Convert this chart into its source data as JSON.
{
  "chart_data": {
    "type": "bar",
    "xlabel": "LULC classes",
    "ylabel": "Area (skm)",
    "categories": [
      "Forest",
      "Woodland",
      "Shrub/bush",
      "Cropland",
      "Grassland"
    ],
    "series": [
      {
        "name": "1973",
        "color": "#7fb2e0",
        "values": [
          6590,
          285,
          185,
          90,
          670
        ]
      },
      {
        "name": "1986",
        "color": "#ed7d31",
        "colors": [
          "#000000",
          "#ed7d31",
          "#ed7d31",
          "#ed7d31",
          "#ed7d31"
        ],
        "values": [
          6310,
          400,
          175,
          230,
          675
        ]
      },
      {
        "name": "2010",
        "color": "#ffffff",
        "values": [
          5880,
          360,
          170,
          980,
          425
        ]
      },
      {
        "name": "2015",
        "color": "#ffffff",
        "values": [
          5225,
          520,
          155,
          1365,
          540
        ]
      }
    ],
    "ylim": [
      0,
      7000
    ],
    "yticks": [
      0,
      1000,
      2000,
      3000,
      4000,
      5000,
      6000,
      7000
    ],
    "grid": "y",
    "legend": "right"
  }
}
...
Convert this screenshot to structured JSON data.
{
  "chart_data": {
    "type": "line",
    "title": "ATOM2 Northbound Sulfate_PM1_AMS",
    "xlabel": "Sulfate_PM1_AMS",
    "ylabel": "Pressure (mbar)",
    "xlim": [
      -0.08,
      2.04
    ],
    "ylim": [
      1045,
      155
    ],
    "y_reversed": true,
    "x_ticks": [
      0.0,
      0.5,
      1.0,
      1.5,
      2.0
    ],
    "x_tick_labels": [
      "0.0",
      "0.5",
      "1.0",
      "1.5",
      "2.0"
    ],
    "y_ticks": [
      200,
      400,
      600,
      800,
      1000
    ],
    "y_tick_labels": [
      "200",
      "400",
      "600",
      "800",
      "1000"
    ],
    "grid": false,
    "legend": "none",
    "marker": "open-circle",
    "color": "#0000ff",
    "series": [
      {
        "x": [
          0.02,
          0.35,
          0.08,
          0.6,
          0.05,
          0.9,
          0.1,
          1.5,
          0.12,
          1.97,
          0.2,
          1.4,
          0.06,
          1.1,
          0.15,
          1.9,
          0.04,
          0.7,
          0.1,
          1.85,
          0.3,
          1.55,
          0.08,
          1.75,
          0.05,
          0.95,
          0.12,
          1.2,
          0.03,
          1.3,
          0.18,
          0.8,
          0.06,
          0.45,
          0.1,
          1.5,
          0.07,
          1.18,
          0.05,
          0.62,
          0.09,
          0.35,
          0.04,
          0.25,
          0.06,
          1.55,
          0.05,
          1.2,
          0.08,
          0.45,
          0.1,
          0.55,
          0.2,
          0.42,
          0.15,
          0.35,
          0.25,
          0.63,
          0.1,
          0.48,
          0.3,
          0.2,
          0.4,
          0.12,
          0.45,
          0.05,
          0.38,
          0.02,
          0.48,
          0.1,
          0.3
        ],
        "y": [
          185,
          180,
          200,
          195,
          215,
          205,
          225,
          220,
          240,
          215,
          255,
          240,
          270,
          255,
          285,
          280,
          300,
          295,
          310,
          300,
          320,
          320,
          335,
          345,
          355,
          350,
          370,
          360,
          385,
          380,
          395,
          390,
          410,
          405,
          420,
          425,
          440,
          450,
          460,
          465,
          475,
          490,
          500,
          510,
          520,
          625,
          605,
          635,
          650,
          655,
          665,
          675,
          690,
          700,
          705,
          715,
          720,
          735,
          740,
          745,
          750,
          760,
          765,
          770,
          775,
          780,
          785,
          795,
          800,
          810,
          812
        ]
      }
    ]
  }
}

### Your task
Locate all lines in the listing above with the word "xlabel" and copy them.

### Response to the exercise
    "xlabel": "LULC classes",
    "xlabel": "Sulfate_PM1_AMS",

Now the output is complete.